Rows from a figure dataset
— begin —

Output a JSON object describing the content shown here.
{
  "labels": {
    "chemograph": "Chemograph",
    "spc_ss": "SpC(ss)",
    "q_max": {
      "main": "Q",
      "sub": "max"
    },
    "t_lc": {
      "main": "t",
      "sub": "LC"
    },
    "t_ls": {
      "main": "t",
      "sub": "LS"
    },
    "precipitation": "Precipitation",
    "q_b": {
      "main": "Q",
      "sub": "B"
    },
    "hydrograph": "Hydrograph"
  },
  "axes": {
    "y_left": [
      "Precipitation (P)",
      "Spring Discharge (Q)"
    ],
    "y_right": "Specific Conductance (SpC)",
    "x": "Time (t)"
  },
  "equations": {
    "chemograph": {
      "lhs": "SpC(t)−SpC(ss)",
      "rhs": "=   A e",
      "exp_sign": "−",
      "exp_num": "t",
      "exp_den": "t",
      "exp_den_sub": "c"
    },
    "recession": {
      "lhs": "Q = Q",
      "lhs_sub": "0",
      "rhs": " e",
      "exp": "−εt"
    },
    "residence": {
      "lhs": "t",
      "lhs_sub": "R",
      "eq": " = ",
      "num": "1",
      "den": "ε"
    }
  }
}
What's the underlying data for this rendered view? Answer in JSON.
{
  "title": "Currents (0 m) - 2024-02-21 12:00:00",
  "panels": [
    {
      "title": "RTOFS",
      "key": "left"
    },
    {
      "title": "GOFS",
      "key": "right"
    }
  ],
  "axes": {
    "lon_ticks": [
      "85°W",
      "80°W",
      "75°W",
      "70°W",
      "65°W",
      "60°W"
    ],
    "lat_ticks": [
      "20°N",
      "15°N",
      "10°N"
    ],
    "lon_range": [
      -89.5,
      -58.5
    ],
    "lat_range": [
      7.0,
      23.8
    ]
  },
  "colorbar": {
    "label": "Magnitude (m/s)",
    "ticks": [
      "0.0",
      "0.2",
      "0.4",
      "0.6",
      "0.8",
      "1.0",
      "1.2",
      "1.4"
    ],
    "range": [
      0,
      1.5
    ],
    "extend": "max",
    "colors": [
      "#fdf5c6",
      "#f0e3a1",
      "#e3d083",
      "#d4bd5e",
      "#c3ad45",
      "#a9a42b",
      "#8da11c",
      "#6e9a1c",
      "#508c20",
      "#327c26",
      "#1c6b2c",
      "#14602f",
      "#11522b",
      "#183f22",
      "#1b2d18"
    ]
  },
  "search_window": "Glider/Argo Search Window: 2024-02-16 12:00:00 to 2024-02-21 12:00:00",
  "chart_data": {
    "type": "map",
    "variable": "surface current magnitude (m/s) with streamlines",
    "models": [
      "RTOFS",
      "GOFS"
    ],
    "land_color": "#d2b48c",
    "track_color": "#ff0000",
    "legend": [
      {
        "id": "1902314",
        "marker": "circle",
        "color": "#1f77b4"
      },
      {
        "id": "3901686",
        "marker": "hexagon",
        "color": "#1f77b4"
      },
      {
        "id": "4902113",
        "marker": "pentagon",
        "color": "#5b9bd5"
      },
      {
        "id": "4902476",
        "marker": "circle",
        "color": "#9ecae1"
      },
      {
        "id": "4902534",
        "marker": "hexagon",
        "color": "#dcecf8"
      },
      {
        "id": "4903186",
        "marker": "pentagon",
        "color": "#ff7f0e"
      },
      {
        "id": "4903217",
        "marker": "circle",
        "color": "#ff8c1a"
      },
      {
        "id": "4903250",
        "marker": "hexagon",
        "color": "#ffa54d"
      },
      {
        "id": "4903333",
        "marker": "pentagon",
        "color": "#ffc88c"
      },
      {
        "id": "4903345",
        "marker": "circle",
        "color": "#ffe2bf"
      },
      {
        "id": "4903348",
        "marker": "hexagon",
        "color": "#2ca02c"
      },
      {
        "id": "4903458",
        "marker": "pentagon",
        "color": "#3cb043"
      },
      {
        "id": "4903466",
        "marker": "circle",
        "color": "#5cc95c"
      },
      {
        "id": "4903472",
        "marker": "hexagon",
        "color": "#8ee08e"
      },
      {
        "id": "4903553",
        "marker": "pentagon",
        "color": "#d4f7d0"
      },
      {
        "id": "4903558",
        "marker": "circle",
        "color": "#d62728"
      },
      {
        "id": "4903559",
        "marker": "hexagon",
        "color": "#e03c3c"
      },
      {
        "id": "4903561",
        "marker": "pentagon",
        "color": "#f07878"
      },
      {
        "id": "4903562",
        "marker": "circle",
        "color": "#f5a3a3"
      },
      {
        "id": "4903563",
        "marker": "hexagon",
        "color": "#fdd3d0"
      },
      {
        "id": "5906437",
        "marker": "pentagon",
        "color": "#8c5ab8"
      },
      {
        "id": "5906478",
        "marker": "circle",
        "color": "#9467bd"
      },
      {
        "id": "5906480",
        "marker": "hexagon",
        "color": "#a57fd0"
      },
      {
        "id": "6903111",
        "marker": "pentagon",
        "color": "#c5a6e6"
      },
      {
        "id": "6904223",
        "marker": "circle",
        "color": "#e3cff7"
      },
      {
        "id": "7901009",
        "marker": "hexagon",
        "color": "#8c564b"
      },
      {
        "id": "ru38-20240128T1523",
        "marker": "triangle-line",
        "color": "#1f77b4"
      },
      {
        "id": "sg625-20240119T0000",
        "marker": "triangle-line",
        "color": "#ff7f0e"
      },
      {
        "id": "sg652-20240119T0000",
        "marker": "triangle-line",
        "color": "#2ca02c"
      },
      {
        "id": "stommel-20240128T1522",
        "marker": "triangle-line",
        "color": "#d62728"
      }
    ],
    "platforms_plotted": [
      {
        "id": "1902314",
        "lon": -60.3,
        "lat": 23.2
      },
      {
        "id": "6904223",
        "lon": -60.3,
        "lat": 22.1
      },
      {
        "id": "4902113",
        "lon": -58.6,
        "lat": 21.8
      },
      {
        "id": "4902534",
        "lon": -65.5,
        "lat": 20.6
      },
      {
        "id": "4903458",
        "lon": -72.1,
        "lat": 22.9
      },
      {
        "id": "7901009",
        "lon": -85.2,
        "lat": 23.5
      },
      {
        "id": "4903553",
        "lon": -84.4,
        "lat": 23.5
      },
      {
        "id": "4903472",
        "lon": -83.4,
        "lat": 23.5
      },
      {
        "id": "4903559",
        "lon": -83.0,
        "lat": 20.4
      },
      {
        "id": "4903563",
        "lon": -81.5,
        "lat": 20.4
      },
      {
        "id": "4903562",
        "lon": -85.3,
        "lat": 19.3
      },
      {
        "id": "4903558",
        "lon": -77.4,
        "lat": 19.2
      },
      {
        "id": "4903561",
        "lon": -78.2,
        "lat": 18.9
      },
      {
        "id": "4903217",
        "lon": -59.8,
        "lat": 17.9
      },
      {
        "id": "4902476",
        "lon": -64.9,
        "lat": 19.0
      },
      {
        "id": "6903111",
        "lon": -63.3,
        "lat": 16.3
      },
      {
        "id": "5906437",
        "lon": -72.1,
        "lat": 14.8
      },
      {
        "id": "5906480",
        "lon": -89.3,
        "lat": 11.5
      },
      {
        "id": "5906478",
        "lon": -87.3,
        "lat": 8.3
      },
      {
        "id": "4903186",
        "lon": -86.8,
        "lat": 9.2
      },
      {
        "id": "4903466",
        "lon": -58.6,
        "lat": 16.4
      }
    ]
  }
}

— end —

> Written task: Collect the lines that hold "JSON".

> Worked answer:
Output a JSON object describing the content shown here.
What's the underlying data for this rendered view? Answer in JSON.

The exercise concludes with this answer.